Topographic map clipped by coastlines in Python

Learn how to create visually compelling relief maps in Python by clipping topographic data to specific geographic boundaries, such as coastlines. This tutorial walks you through the process of using matplotlib and Basemap to focus your visualizations on land features within the Taiwan coastline, or alternatively, highlight bathymetric features by masking the land.

Introduction

In this post, we will walk through the process of creating a clipped relief map in Python. This technique is particularly useful for visualizing topographic data within specific geographic boundaries, such as coastlines. If you’re interested in plotting geospatial data clipped by coastlines, you can refer to our previous post here.

In this tutorial, we’ll apply a similar approach, but instead of a general geospatial dataset, we will use a 1-arc minute topographic map, which we also employed in a previous post. This allows us to generate a visually compelling map that highlights the relief of the land while masking out regions outside the coastlines.

To achieve this, we’ll leverage the Path module from matplotlib to work with the polylines representing the coastline of Taiwan. The concept is straightforward—though it may not be the most computationally efficient. We first plot the topography on the map, select the coastal polylines using Path, and then mask the regions outside the coastline with a specified color, such as light blue for the sea.

Creating a Clipped Relief Map: Step by Step

Step 1: Setting Up the Basemap

We start by importing the necessary libraries, including Basemap from mpl_toolkits.basemap, matplotlib, and netCDF4 for handling gridded datasets like ETOPO1. This dataset provides global topography data at a 1-arc minute resolution, which we will use for our map.

from mpl_toolkits.basemap import Basemap
import matplotlib.pyplot as plt
import numpy as np
import netCDF4
from matplotlib.colors import LightSource
from matplotlib.patches import Path, PathPatch

etopo_file = "/Users/utpalkumar50/Documents/bin/ETOPO1_Bed_g_gmt4.grd"

lonmin, lonmax = 119.5, 122.5
latmin, latmax = 21.5, 25.5

fig, ax = plt.subplots(figsize=(10, 10))
map = Basemap(projection='merc', resolution='f', area_thresh=10000., 
              llcrnrlon=lonmin, llcrnrlat=latmin, urcrnrlon=lonmax, urcrnrlat=latmax)

Step 2: Loading and Preparing the Topographic Data

Next, we load the ETOPO1 data and extract the relevant sections based on our specified latitude and longitude ranges. The data is then sliced to focus on the region around Taiwan.

f = netCDF4.Dataset(etopo_file)
lons = f.variables['lon'][:]
lats = f.variables['lat'][:]
etopo = f.variables['z'][:]

lonmin, lonmax = lonmin - 1, lonmax + 1
latmin, latmax = latmin - 1, latmax + 1

lons_col_index = np.where((lons > lonmin) & (lons < lonmax))[0]
lats_col_index = np.where((lats > latmin) & (lats < latmax))[0]

etopo_sl = etopo[lats_col_index[0]:lats_col_index[-1]+1, lons_col_index[0]:lons_col_index[-1]+1]
lons_sl, lats_sl = np.meshgrid(lons[lons_col_index], lats[lats_col_index])

**Information provided:**

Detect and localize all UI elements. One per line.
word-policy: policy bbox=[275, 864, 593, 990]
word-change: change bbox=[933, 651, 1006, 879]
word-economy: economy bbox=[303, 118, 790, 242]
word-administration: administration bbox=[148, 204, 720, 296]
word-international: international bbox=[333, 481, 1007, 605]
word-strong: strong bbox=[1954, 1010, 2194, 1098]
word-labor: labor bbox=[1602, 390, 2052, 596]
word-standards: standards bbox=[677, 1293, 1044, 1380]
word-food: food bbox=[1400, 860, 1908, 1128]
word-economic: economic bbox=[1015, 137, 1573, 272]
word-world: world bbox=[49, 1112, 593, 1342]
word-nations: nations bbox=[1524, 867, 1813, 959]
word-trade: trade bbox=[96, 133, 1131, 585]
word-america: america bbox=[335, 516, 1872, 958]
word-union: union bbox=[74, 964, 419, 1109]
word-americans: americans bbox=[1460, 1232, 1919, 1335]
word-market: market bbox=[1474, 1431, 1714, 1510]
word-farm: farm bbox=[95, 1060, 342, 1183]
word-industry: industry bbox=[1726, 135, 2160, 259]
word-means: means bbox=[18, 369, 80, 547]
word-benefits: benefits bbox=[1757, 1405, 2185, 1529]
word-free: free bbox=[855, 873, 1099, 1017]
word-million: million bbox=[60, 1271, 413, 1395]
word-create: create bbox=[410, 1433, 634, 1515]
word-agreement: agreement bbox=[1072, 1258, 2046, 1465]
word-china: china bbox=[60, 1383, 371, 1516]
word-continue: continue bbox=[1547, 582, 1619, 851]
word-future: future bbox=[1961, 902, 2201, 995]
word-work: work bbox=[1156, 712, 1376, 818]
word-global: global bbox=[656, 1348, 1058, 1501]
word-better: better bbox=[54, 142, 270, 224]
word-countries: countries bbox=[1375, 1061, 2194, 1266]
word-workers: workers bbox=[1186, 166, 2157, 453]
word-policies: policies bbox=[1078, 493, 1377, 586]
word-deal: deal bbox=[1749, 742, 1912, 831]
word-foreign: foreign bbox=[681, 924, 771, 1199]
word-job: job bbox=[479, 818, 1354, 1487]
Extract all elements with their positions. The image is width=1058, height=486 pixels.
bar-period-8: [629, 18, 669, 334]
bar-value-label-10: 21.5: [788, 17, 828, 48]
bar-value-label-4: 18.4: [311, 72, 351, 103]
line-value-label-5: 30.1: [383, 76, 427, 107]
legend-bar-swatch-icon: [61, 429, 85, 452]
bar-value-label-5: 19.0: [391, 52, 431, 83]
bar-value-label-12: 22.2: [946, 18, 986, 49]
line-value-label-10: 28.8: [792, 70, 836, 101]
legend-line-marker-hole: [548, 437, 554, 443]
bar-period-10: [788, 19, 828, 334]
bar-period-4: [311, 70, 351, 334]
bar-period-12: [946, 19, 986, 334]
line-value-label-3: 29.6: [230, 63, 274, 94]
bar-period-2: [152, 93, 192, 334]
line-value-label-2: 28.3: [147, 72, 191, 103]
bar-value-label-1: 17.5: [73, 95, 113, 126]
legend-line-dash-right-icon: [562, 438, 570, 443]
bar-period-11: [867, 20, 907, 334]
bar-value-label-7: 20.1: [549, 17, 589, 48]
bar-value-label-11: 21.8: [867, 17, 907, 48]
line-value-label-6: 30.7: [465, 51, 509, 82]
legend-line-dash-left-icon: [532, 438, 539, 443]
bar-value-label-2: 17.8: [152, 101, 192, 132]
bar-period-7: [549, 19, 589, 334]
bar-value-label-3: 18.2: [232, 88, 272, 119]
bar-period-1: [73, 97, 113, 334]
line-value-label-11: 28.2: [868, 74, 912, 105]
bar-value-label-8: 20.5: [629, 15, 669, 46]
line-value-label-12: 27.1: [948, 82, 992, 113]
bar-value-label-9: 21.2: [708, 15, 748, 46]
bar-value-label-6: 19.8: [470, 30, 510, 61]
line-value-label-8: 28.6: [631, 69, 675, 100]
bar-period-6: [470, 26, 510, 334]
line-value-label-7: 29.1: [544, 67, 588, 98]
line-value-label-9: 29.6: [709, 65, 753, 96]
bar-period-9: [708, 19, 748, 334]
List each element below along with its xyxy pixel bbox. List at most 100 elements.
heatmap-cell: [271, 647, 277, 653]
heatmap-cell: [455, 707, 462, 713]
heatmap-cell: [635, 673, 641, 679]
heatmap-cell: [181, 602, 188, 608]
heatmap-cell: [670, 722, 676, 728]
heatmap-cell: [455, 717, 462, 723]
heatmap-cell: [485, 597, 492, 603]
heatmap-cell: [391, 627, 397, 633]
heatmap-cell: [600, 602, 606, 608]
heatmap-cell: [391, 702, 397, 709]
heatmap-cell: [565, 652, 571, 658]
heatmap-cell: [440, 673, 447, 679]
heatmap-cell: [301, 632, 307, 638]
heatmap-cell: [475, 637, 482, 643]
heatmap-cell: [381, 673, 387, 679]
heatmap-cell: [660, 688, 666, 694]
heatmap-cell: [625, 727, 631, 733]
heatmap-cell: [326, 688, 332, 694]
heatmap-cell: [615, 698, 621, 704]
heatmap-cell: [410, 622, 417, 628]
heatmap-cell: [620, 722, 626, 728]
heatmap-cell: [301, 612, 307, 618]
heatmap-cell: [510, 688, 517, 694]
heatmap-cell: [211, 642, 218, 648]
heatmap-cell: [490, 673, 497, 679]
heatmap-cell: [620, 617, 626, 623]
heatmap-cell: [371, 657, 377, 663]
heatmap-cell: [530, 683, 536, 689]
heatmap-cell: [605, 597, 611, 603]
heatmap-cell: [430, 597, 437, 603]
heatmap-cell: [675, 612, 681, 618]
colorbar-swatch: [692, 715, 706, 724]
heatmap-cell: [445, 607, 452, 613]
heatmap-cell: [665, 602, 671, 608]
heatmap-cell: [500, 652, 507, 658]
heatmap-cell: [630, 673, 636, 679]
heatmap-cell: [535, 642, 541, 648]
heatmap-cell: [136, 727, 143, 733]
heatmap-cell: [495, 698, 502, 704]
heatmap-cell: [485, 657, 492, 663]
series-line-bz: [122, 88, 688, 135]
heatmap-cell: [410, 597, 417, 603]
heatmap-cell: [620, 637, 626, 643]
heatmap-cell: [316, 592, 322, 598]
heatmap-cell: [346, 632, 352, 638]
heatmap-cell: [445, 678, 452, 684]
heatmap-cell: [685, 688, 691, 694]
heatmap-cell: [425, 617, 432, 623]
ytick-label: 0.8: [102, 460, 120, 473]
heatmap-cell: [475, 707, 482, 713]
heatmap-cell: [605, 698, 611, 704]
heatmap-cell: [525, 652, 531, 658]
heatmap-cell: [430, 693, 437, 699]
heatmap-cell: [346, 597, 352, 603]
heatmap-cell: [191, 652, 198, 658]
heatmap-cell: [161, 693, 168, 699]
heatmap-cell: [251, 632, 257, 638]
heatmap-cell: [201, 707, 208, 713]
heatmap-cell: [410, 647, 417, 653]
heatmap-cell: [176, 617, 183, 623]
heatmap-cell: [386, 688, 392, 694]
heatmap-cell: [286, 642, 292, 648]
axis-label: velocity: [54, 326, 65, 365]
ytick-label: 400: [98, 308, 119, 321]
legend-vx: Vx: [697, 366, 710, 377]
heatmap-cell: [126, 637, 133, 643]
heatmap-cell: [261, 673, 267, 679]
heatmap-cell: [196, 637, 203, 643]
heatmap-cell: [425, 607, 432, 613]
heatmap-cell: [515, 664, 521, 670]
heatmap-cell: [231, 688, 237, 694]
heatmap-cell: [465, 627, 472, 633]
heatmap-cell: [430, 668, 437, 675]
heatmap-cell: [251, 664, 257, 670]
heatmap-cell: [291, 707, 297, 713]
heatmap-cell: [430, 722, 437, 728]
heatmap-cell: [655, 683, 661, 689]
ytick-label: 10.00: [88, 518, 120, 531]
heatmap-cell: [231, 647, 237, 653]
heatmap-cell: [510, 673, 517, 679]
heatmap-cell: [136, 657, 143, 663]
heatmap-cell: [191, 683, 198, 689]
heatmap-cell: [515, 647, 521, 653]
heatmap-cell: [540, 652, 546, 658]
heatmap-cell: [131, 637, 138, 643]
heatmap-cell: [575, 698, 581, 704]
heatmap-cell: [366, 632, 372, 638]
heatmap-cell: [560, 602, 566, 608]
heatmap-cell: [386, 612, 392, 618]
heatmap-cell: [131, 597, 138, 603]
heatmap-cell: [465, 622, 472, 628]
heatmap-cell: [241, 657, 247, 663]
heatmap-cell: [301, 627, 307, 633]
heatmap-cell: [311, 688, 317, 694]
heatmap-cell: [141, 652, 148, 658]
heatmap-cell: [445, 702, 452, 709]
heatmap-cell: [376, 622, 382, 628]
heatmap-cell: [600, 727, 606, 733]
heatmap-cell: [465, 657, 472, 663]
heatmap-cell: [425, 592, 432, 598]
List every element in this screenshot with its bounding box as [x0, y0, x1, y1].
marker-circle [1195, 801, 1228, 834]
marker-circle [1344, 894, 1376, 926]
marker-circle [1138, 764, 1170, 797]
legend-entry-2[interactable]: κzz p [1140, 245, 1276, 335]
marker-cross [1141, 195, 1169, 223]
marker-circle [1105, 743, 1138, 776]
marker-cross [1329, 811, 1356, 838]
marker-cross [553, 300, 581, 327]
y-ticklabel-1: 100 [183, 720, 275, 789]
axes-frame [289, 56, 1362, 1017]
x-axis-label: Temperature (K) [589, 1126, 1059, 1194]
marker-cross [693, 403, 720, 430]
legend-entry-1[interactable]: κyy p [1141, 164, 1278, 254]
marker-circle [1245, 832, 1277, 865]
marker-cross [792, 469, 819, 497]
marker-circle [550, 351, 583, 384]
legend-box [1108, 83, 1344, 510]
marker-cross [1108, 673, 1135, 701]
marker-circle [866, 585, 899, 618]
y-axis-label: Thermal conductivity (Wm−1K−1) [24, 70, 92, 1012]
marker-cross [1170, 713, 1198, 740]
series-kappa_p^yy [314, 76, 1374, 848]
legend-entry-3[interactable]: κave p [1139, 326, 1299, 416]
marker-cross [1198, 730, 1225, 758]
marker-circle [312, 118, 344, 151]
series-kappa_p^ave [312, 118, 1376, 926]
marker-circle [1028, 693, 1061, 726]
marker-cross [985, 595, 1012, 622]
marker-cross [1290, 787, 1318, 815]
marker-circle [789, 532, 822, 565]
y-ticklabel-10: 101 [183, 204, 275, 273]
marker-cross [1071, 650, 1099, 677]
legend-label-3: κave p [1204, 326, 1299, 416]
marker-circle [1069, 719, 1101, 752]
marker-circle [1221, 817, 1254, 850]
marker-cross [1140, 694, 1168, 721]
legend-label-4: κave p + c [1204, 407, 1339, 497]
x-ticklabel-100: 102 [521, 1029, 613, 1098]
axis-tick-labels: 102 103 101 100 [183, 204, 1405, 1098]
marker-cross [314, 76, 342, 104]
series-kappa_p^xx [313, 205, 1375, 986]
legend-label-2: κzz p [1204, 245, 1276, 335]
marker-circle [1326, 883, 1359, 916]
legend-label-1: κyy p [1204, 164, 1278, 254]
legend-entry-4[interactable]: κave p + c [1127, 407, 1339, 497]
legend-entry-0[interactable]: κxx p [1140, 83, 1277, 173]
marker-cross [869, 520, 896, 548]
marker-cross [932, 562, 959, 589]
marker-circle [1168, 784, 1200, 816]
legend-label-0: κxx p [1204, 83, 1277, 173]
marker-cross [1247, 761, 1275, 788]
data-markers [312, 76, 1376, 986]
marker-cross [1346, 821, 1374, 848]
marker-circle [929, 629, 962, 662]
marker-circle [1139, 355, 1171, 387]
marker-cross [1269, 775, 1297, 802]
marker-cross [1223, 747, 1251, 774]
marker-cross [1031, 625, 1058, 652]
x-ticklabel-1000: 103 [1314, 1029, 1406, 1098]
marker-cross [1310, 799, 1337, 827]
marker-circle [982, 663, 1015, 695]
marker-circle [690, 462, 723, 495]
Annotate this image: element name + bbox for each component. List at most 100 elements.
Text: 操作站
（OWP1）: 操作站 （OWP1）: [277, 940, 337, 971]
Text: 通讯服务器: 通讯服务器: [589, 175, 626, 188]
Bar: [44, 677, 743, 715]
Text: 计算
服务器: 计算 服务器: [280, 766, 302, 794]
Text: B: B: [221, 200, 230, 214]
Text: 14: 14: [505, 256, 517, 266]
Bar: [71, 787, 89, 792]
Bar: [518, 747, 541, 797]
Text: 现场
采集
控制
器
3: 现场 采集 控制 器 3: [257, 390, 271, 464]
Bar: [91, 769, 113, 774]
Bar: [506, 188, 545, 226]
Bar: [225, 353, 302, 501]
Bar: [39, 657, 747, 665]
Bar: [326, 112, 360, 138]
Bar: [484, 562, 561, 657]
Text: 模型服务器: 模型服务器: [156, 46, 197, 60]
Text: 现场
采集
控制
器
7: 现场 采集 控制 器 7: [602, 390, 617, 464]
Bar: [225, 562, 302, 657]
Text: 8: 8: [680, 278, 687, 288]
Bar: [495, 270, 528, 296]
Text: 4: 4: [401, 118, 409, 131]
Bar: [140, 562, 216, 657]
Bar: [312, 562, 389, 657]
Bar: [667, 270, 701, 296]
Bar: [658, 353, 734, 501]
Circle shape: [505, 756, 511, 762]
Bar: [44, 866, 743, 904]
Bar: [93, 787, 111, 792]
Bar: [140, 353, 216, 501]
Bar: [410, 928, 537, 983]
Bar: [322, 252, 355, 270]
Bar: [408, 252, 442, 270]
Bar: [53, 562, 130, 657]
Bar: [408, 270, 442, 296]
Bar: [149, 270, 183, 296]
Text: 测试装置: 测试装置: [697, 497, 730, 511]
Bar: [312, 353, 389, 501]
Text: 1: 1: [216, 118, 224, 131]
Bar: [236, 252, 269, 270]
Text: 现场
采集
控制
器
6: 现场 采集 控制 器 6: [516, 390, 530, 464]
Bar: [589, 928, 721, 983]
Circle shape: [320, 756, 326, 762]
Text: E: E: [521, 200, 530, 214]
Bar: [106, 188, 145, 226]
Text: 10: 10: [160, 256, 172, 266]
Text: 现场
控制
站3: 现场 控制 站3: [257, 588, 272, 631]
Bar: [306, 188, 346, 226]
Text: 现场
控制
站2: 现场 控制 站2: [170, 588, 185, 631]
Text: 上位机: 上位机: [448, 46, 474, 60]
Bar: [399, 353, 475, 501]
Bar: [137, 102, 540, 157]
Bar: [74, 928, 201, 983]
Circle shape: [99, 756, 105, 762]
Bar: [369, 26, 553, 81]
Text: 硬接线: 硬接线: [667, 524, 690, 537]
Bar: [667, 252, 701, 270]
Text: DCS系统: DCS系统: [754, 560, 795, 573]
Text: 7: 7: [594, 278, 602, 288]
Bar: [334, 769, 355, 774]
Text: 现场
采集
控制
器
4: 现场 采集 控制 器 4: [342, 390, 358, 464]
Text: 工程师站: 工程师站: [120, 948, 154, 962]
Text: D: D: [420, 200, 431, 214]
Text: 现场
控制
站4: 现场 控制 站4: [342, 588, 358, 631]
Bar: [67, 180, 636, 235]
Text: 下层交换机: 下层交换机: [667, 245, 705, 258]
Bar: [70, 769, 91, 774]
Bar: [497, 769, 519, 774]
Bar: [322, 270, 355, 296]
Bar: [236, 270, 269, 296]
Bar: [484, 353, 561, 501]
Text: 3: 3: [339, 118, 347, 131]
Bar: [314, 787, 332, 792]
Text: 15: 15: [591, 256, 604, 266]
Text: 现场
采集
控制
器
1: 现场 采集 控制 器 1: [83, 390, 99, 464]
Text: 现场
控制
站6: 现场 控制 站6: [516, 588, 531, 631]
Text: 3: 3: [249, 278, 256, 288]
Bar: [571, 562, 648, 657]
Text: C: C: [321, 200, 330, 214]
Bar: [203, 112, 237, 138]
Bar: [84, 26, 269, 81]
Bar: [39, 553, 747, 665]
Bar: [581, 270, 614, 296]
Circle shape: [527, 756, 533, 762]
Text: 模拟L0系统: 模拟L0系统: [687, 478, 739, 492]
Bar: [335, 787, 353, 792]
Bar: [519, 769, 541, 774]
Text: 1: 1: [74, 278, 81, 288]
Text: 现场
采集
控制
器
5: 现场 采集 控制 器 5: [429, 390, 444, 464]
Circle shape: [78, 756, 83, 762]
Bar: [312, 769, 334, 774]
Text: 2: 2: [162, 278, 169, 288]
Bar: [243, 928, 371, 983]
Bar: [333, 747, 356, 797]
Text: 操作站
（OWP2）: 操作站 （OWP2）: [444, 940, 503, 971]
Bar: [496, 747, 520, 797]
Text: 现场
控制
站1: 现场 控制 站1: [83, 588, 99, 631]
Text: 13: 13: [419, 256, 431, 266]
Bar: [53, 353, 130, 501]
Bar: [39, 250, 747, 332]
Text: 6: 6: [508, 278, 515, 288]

**What to work on:**
1. Write out the relief map tutorial from "Introduction" to "outside the coastlines.".
2. List every import statement in the Step 1 code of the relief map tutorial, one per line.
You won't need the items.

**Solved tasks:**
1.
Introduction

In this post, we will walk through the process of creating a clipped relief map in Python. This technique is particularly useful for visualizing topographic data within specific geographic boundaries, such as coastlines. If you’re interested in plotting geospatial data clipped by coastlines, you can refer to our previous post here.

In this tutorial, we’ll apply a similar approach, but instead of a general geospatial dataset, we will use a 1-arc minute topographic map, which we also employed in a previous post. This allows us to generate a visually compelling map that highlights the relief of the land while masking out regions outside the coastlines.

2.
from mpl_toolkits.basemap import Basemap
import matplotlib.pyplot as plt
import numpy as np
import netCDF4
from matplotlib.colors import LightSource
from matplotlib.patches import Path, PathPatch